Chart and figure data:
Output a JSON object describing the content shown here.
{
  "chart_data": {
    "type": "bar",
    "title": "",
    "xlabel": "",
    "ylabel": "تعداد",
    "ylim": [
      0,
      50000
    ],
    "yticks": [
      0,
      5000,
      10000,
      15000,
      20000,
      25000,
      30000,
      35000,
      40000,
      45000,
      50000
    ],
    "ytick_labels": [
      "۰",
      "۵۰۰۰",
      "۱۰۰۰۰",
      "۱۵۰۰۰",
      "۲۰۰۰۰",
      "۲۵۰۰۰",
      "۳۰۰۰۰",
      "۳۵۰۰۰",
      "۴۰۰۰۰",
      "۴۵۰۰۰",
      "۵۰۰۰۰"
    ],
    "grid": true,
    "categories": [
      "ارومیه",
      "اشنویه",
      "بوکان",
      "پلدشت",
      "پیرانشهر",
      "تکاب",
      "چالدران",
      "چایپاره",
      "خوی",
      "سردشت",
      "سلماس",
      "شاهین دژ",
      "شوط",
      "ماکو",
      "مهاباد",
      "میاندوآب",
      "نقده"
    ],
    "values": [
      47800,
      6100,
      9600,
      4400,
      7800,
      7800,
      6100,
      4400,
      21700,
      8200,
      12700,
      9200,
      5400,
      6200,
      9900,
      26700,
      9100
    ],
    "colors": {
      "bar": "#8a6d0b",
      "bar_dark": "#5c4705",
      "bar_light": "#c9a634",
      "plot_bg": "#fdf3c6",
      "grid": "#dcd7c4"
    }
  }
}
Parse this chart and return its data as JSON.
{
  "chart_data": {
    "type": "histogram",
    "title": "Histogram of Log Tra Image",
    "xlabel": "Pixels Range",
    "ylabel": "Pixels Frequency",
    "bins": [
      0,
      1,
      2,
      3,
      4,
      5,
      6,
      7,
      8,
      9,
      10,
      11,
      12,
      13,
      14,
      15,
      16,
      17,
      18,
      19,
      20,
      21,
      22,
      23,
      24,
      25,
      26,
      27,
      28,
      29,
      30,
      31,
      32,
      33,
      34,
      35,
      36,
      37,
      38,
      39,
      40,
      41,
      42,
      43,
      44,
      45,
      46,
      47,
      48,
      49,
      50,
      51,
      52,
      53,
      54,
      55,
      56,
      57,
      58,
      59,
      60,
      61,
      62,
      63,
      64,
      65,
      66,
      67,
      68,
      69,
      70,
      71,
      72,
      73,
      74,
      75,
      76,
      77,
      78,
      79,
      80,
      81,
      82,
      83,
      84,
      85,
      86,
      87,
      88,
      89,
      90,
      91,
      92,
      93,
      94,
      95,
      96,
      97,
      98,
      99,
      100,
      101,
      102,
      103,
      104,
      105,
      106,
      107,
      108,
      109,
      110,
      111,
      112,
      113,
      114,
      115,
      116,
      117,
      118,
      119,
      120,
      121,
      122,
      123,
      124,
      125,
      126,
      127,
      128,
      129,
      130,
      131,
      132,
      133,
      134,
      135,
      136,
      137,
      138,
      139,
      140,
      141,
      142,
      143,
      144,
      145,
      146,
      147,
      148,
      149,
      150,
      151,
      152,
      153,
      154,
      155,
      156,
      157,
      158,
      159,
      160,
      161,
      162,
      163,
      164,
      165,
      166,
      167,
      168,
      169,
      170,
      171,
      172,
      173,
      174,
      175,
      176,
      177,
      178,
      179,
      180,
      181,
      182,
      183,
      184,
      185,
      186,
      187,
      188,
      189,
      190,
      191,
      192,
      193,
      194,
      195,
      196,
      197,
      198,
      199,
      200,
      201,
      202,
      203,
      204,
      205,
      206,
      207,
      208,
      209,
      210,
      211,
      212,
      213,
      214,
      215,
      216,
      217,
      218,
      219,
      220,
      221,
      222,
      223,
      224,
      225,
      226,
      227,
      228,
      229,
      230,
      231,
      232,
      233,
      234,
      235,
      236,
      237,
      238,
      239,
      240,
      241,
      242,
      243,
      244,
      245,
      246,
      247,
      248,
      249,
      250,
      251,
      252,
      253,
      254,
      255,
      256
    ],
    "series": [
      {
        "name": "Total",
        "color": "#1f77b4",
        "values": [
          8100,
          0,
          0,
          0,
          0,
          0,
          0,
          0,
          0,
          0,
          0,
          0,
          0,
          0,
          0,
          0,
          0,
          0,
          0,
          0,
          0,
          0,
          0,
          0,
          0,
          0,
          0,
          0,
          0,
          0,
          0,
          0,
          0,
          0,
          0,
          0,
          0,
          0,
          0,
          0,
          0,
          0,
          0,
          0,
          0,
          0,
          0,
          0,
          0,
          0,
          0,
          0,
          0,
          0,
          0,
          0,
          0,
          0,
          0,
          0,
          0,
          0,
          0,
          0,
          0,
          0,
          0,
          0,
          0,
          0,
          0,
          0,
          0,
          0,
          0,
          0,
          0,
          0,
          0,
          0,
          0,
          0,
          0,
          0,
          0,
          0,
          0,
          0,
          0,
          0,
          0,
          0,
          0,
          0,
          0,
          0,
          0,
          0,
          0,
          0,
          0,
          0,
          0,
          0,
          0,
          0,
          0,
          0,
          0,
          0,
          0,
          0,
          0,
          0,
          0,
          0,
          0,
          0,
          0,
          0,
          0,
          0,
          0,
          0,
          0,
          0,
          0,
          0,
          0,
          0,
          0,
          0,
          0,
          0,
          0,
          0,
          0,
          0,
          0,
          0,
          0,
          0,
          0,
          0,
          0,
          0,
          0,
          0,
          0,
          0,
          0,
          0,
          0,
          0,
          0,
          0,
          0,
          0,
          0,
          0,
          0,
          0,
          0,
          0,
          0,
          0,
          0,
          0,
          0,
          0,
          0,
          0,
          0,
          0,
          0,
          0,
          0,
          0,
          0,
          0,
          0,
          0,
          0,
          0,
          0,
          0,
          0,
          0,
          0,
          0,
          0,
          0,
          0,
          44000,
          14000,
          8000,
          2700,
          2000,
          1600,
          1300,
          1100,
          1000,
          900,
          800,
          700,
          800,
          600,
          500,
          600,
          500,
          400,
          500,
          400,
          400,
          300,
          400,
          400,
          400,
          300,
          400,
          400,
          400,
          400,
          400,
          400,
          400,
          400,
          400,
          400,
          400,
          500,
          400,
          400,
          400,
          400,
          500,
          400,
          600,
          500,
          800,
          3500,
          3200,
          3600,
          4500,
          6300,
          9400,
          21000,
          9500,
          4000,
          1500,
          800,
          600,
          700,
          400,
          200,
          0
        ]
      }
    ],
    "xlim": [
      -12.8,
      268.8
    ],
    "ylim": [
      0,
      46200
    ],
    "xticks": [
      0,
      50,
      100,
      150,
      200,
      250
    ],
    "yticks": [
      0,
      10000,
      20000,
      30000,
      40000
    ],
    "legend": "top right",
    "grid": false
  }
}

STATED TASK:
All the entries above need to be reproduced exactly.

ANSWER TO THIS TASK:
Output a JSON object describing the content shown here.
{
  "chart_data": {
    "type": "bar",
    "title": "",
    "xlabel": "",
    "ylabel": "تعداد",
    "ylim": [
      0,
      50000
    ],
    "yticks": [
      0,
      5000,
      10000,
      15000,
      20000,
      25000,
      30000,
      35000,
      40000,
      45000,
      50000
    ],
    "ytick_labels": [
      "۰",
      "۵۰۰۰",
      "۱۰۰۰۰",
      "۱۵۰۰۰",
      "۲۰۰۰۰",
      "۲۵۰۰۰",
      "۳۰۰۰۰",
      "۳۵۰۰۰",
      "۴۰۰۰۰",
      "۴۵۰۰۰",
      "۵۰۰۰۰"
    ],
    "grid": true,
    "categories": [
      "ارومیه",
      "اشنویه",
      "بوکان",
      "پلدشت",
      "پیرانشهر",
      "تکاب",
      "چالدران",
      "چایپاره",
      "خوی",
      "سردشت",
      "سلماس",
      "شاهین دژ",
      "شوط",
      "ماکو",
      "مهاباد",
      "میاندوآب",
      "نقده"
    ],
    "values": [
      47800,
      6100,
      9600,
      4400,
      7800,
      7800,
      6100,
      4400,
      21700,
      8200,
      12700,
      9200,
      5400,
      6200,
      9900,
      26700,
      9100
    ],
    "colors": {
      "bar": "#8a6d0b",
      "bar_dark": "#5c4705",
      "bar_light": "#c9a634",
      "plot_bg": "#fdf3c6",
      "grid": "#dcd7c4"
    }
  }
}
Parse this chart and return its data as JSON.
{
  "chart_data": {
    "type": "histogram",
    "title": "Histogram of Log Tra Image",
    "xlabel": "Pixels Range",
    "ylabel": "Pixels Frequency",
    "bins": [
      0,
      1,
      2,
      3,
      4,
      5,
      6,
      7,
      8,
      9,
      10,
      11,
      12,
      13,
      14,
      15,
      16,
      17,
      18,
      19,
      20,
      21,
      22,
      23,
      24,
      25,
      26,
      27,
      28,
      29,
      30,
      31,
      32,
      33,
      34,
      35,
      36,
      37,
      38,
      39,
      40,
      41,
      42,
      43,
      44,
      45,
      46,
      47,
      48,
      49,
      50,
      51,
      52,
      53,
      54,
      55,
      56,
      57,
      58,
      59,
      60,
      61,
      62,
      63,
      64,
      65,
      66,
      67,
      68,
      69,
      70,
      71,
      72,
      73,
      74,
      75,
      76,
      77,
      78,
      79,
      80,
      81,
      82,
      83,
      84,
      85,
      86,
      87,
      88,
      89,
      90,
      91,
      92,
      93,
      94,
      95,
      96,
      97,
      98,
      99,
      100,
      101,
      102,
      103,
      104,
      105,
      106,
      107,
      108,
      109,
      110,
      111,
      112,
      113,
      114,
      115,
      116,
      117,
      118,
      119,
      120,
      121,
      122,
      123,
      124,
      125,
      126,
      127,
      128,
      129,
      130,
      131,
      132,
      133,
      134,
      135,
      136,
      137,
      138,
      139,
      140,
      141,
      142,
      143,
      144,
      145,
      146,
      147,
      148,
      149,
      150,
      151,
      152,
      153,
      154,
      155,
      156,
      157,
      158,
      159,
      160,
      161,
      162,
      163,
      164,
      165,
      166,
      167,
      168,
      169,
      170,
      171,
      172,
      173,
      174,
      175,
      176,
      177,
      178,
      179,
      180,
      181,
      182,
      183,
      184,
      185,
      186,
      187,
      188,
      189,
      190,
      191,
      192,
      193,
      194,
      195,
      196,
      197,
      198,
      199,
      200,
      201,
      202,
      203,
      204,
      205,
      206,
      207,
      208,
      209,
      210,
      211,
      212,
      213,
      214,
      215,
      216,
      217,
      218,
      219,
      220,
      221,
      222,
      223,
      224,
      225,
      226,
      227,
      228,
      229,
      230,
      231,
      232,
      233,
      234,
      235,
      236,
      237,
      238,
      239,
      240,
      241,
      242,
      243,
      244,
      245,
      246,
      247,
      248,
      249,
      250,
      251,
      252,
      253,
      254,
      255,
      256
    ],
    "series": [
      {
        "name": "Total",
        "color": "#1f77b4",
        "values": [
          8100,
          0,
          0,
          0,
          0,
          0,
          0,
          0,
          0,
          0,
          0,
          0,
          0,
          0,
          0,
          0,
          0,
          0,
          0,
          0,
          0,
          0,
          0,
          0,
          0,
          0,
          0,
          0,
          0,
          0,
          0,
          0,
          0,
          0,
          0,
          0,
          0,
          0,
          0,
          0,
          0,
          0,
          0,
          0,
          0,
          0,
          0,
          0,
          0,
          0,
          0,
          0,
          0,
          0,
          0,
          0,
          0,
          0,
          0,
          0,
          0,
          0,
          0,
          0,
          0,
          0,
          0,
          0,
          0,
          0,
          0,
          0,
          0,
          0,
          0,
          0,
          0,
          0,
          0,
          0,
          0,
          0,
          0,
          0,
          0,
          0,
          0,
          0,
          0,
          0,
          0,
          0,
          0,
          0,
          0,
          0,
          0,
          0,
          0,
          0,
          0,
          0,
          0,
          0,
          0,
          0,
          0,
          0,
          0,
          0,
          0,
          0,
          0,
          0,
          0,
          0,
          0,
          0,
          0,
          0,
          0,
          0,
          0,
          0,
          0,
          0,
          0,
          0,
          0,
          0,
          0,
          0,
          0,
          0,
          0,
          0,
          0,
          0,
          0,
          0,
          0,
          0,
          0,
          0,
          0,
          0,
          0,
          0,
          0,
          0,
          0,
          0,
          0,
          0,
          0,
          0,
          0,
          0,
          0,
          0,
          0,
          0,
          0,
          0,
          0,
          0,
          0,
          0,
          0,
          0,
          0,
          0,
          0,
          0,
          0,
          0,
          0,
          0,
          0,
          0,
          0,
          0,
          0,
          0,
          0,
          0,
          0,
          0,
          0,
          0,
          0,
          0,
          0,
          44000,
          14000,
          8000,
          2700,
          2000,
          1600,
          1300,
          1100,
          1000,
          900,
          800,
          700,
          800,
          600,
          500,
          600,
          500,
          400,
          500,
          400,
          400,
          300,
          400,
          400,
          400,
          300,
          400,
          400,
          400,
          400,
          400,
          400,
          400,
          400,
          400,
          400,
          400,
          500,
          400,
          400,
          400,
          400,
          500,
          400,
          600,
          500,
          800,
          3500,
          3200,
          3600,
          4500,
          6300,
          9400,
          21000,
          9500,
          4000,
          1500,
          800,
          600,
          700,
          400,
          200,
          0
        ]
      }
    ],
    "xlim": [
      -12.8,
      268.8
    ],
    "ylim": [
      0,
      46200
    ],
    "xticks": [
      0,
      50,
      100,
      150,
      200,
      250
    ],
    "yticks": [
      0,
      10000,
      20000,
      30000,
      40000
    ],
    "legend": "top right",
    "grid": false
  }
}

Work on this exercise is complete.